Records from a collection:
* * * *

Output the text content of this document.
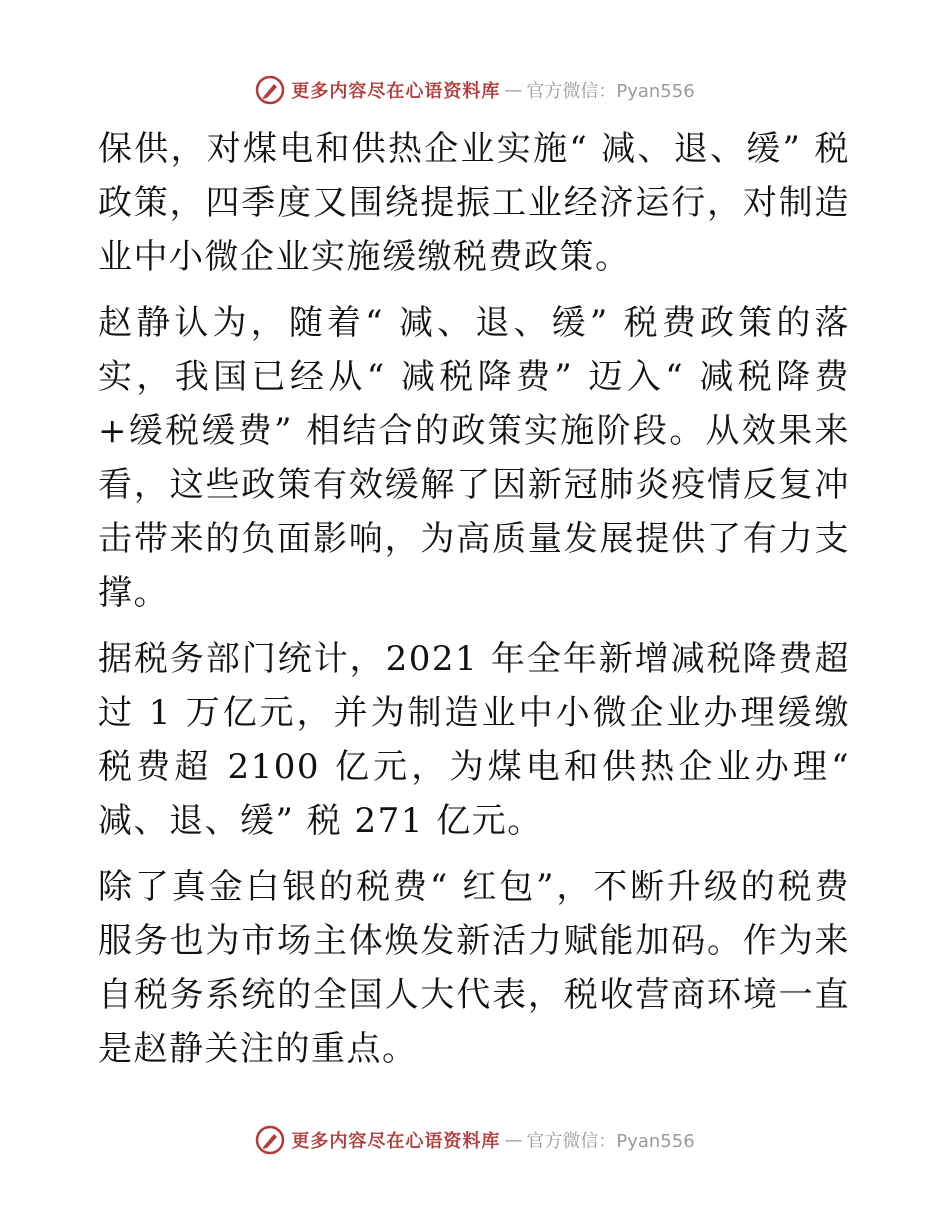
更多内容尽在心语资料库 — 官方微信：Pyan556

保供，对煤电和供热企业实施“ 减、退、缓” 税政策，四季度又围绕提振工业经济运行，对制造业中小微企业实施缓缴税费政策。

赵静认为，随着“ 减、退、缓” 税费政策的落实，我国已经从“ 减税降费” 迈入“ 减税降费+缓税缓费” 相结合的政策实施阶段。从效果来看，这些政策有效缓解了因新冠肺炎疫情反复冲击带来的负面影响，为高质量发展提供了有力支撑。

据税务部门统计，2021 年全年新增减税降费超过 1 万亿元，并为制造业中小微企业办理缓缴税费超 2100 亿元，为煤电和供热企业办理“ 减、退、缓” 税 271 亿元。

除了真金白银的税费“ 红包”，不断升级的税费服务也为市场主体焕发新活力赋能加码。作为来自税务系统的全国人大代表，税收营商环境一直是赵静关注的重点。

更多内容尽在心语资料库 — 官方微信：Pyan556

* * * *

Copy everything in the records above except the pictures, exactly as written.

Output the text content of this document.
更多内容尽在心语资料库 — 官方微信：Pyan556

保供，对煤电和供热企业实施“ 减、退、缓” 税政策，四季度又围绕提振工业经济运行，对制造业中小微企业实施缓缴税费政策。

赵静认为，随着“ 减、退、缓” 税费政策的落实，我国已经从“ 减税降费” 迈入“ 减税降费+缓税缓费” 相结合的政策实施阶段。从效果来看，这些政策有效缓解了因新冠肺炎疫情反复冲击带来的负面影响，为高质量发展提供了有力支撑。

据税务部门统计，2021 年全年新增减税降费超过 1 万亿元，并为制造业中小微企业办理缓缴税费超 2100 亿元，为煤电和供热企业办理“ 减、退、缓” 税 271 亿元。

除了真金白银的税费“ 红包”，不断升级的税费服务也为市场主体焕发新活力赋能加码。作为来自税务系统的全国人大代表，税收营商环境一直是赵静关注的重点。

更多内容尽在心语资料库 — 官方微信：Pyan556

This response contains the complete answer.